[start of WORKING DATA]

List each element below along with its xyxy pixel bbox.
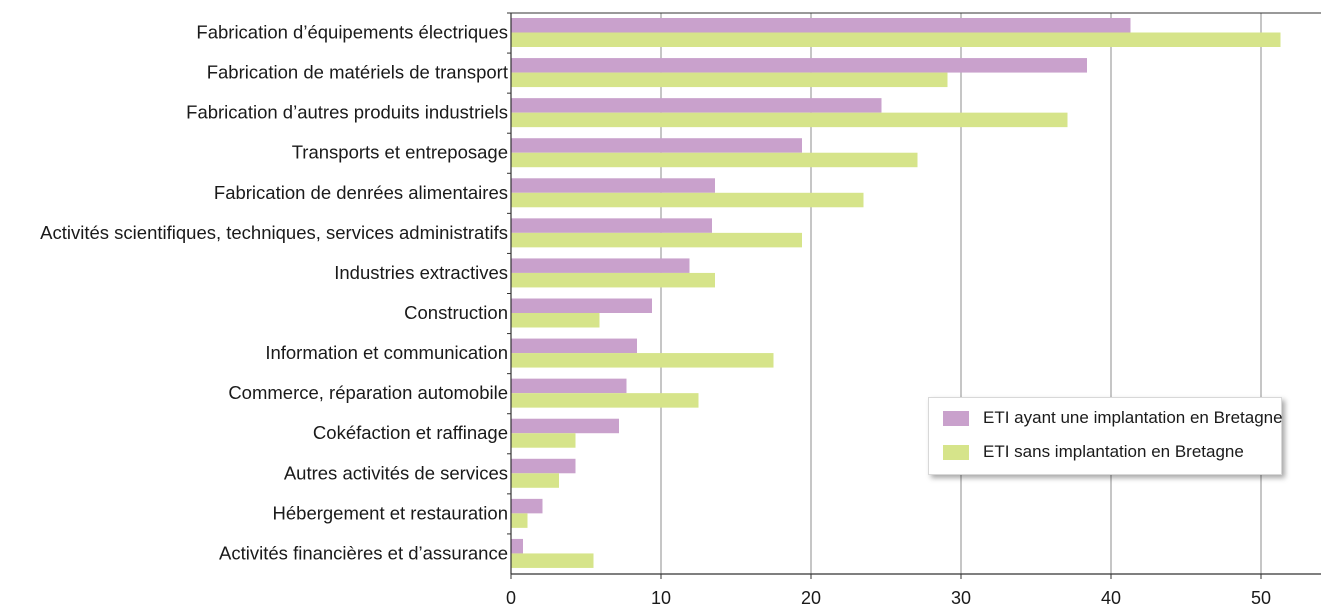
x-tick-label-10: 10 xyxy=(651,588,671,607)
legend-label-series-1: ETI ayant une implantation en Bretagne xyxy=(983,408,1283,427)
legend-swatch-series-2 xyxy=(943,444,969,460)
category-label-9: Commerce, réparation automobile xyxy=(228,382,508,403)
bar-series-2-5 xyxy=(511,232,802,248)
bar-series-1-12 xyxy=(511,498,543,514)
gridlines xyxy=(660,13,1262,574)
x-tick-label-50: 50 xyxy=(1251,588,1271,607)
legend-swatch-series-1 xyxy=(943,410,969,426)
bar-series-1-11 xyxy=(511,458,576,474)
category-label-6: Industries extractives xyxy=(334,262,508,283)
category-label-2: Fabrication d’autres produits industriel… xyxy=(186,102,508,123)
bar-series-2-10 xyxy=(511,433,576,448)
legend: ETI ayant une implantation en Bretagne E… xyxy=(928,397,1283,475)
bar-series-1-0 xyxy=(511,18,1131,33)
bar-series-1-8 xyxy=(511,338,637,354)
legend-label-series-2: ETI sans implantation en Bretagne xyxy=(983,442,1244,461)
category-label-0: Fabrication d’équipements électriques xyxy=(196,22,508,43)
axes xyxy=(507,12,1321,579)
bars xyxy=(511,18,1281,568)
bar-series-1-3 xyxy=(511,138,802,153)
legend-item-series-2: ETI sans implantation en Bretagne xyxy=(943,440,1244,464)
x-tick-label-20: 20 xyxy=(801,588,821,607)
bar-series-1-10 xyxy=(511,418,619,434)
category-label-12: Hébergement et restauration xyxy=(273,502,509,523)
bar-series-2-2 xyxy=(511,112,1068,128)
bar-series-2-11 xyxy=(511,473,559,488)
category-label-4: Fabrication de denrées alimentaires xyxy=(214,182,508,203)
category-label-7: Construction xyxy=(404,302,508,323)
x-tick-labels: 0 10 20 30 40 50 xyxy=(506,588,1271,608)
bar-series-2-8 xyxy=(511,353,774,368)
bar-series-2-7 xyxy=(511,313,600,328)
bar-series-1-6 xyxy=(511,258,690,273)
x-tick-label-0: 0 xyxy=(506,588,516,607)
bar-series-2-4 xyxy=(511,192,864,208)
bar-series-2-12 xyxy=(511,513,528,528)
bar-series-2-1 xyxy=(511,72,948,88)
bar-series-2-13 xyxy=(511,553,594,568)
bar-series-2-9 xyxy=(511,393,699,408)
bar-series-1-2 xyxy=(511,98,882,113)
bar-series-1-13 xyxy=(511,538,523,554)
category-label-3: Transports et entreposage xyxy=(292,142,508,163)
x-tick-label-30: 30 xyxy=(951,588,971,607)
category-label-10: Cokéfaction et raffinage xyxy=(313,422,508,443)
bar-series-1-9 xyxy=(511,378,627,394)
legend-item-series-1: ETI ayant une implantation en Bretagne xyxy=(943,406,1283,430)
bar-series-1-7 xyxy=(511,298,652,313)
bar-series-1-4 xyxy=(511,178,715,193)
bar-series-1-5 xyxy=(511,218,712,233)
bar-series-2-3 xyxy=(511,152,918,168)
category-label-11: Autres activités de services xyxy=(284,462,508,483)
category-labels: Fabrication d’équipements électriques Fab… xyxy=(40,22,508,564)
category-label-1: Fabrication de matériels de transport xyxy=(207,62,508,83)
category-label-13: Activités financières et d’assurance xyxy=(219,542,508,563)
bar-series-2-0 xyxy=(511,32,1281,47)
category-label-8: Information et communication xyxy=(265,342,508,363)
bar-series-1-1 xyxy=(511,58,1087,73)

[end of WORKING DATA]

**REQUIRED WORK**
Copy the data from the line with "x-tick-label-10: 10 xyxy=(651,588,671,607)" up to and including the line with "category-label-9: Commerce, réparation", reproducing each line without any change.

**OUTPUT OF THE TASK**
x-tick-label-10: 10 xyxy=(651,588,671,607)
legend-label-series-1: ETI ayant une implantation en Bretagne xyxy=(983,408,1283,427)
legend-swatch-series-2 xyxy=(943,444,969,460)
category-label-9: Commerce, réparation automobile xyxy=(228,382,508,403)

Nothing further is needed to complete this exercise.